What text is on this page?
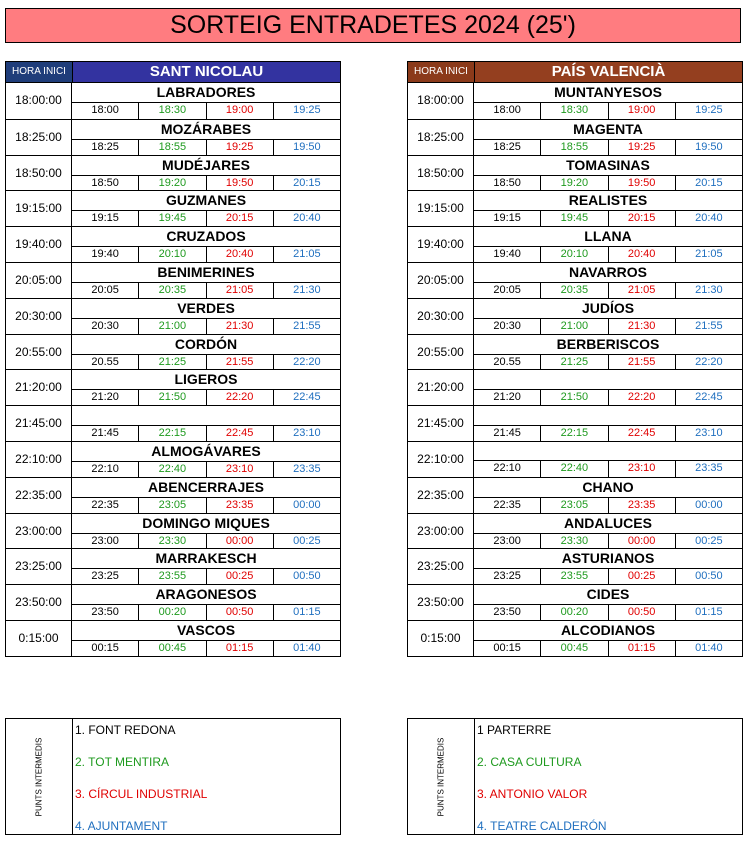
SORTEIG ENTRADETES 2024 (25')
HORA INICI	SANT NICOLAU
18:00:00	LABRADORES
18:00	18:30	19:00	19:25
18:25:00	MOZÁRABES
18:25	18:55	19:25	19:50
18:50:00	MUDÉJARES
18:50	19:20	19:50	20:15
19:15:00	GUZMANES
19:15	19:45	20:15	20:40
19:40:00	CRUZADOS
19:40	20:10	20:40	21:05
20:05:00	BENIMERINES
20:05	20:35	21:05	21:30
20:30:00	VERDES
20:30	21:00	21:30	21:55
20:55:00	CORDÓN
20.55	21:25	21:55	22:20
21:20:00	LIGEROS
21:20	21:50	22:20	22:45
21:45:00
21:45	22:15	22:45	23:10
22:10:00	ALMOGÁVARES
22:10	22:40	23:10	23:35
22:35:00	ABENCERRAJES
22:35	23:05	23:35	00:00
23:00:00	DOMINGO MIQUES
23:00	23:30	00:00	00:25
23:25:00	MARRAKESCH
23:25	23:55	00:25	00:50
23:50:00	ARAGONESOS
23:50	00:20	00:50	01:15
0:15:00	VASCOS
00:15	00:45	01:15	01:40
HORA INICI	PAÍS VALENCIÀ
18:00:00	MUNTANYESOS
18:00	18:30	19:00	19:25
18:25:00	MAGENTA
18:25	18:55	19:25	19:50
18:50:00	TOMASINAS
18:50	19:20	19:50	20:15
19:15:00	REALISTES
19:15	19:45	20:15	20:40
19:40:00	LLANA
19:40	20:10	20:40	21:05
20:05:00	NAVARROS
20:05	20:35	21:05	21:30
20:30:00	JUDÍOS
20:30	21:00	21:30	21:55
20:55:00	BERBERISCOS
20.55	21:25	21:55	22:20
21:20:00
21:20	21:50	22:20	22:45
21:45:00
21:45	22:15	22:45	23:10
22:10:00
22:10	22:40	23:10	23:35
22:35:00	CHANO
22:35	23:05	23:35	00:00
23:00:00	ANDALUCES
23:00	23:30	00:00	00:25
23:25:00	ASTURIANOS
23:25	23:55	00:25	00:50
23:50:00	CIDES
23:50	00:20	00:50	01:15
0:15:00	ALCODIANOS
00:15	00:45	01:15	01:40
PUNTS INTERMEDIS
1. FONT REDONA
2. TOT MENTIRA
3. CÍRCUL INDUSTRIAL
4. AJUNTAMENT
PUNTS INTERMEDIS
1 PARTERRE
2. CASA CULTURA
3. ANTONIO VALOR
4. TEATRE CALDERÓN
--*--
Task directions — Exactly as written, return every line of the listing, but not the pictures.

Solution to the problem —
What text is on this page?
SORTEIG ENTRADETES 2024 (25')
HORA INICI	SANT NICOLAU
18:00:00	LABRADORES
18:00	18:30	19:00	19:25
18:25:00	MOZÁRABES
18:25	18:55	19:25	19:50
18:50:00	MUDÉJARES
18:50	19:20	19:50	20:15
19:15:00	GUZMANES
19:15	19:45	20:15	20:40
19:40:00	CRUZADOS
19:40	20:10	20:40	21:05
20:05:00	BENIMERINES
20:05	20:35	21:05	21:30
20:30:00	VERDES
20:30	21:00	21:30	21:55
20:55:00	CORDÓN
20.55	21:25	21:55	22:20
21:20:00	LIGEROS
21:20	21:50	22:20	22:45
21:45:00
21:45	22:15	22:45	23:10
22:10:00	ALMOGÁVARES
22:10	22:40	23:10	23:35
22:35:00	ABENCERRAJES
22:35	23:05	23:35	00:00
23:00:00	DOMINGO MIQUES
23:00	23:30	00:00	00:25
23:25:00	MARRAKESCH
23:25	23:55	00:25	00:50
23:50:00	ARAGONESOS
23:50	00:20	00:50	01:15
0:15:00	VASCOS
00:15	00:45	01:15	01:40
HORA INICI	PAÍS VALENCIÀ
18:00:00	MUNTANYESOS
18:00	18:30	19:00	19:25
18:25:00	MAGENTA
18:25	18:55	19:25	19:50
18:50:00	TOMASINAS
18:50	19:20	19:50	20:15
19:15:00	REALISTES
19:15	19:45	20:15	20:40
19:40:00	LLANA
19:40	20:10	20:40	21:05
20:05:00	NAVARROS
20:05	20:35	21:05	21:30
20:30:00	JUDÍOS
20:30	21:00	21:30	21:55
20:55:00	BERBERISCOS
20.55	21:25	21:55	22:20
21:20:00
21:20	21:50	22:20	22:45
21:45:00
21:45	22:15	22:45	23:10
22:10:00
22:10	22:40	23:10	23:35
22:35:00	CHANO
22:35	23:05	23:35	00:00
23:00:00	ANDALUCES
23:00	23:30	00:00	00:25
23:25:00	ASTURIANOS
23:25	23:55	00:25	00:50
23:50:00	CIDES
23:50	00:20	00:50	01:15
0:15:00	ALCODIANOS
00:15	00:45	01:15	01:40
PUNTS INTERMEDIS
1. FONT REDONA
2. TOT MENTIRA
3. CÍRCUL INDUSTRIAL
4. AJUNTAMENT
PUNTS INTERMEDIS
1 PARTERRE
2. CASA CULTURA
3. ANTONIO VALOR
4. TEATRE CALDERÓN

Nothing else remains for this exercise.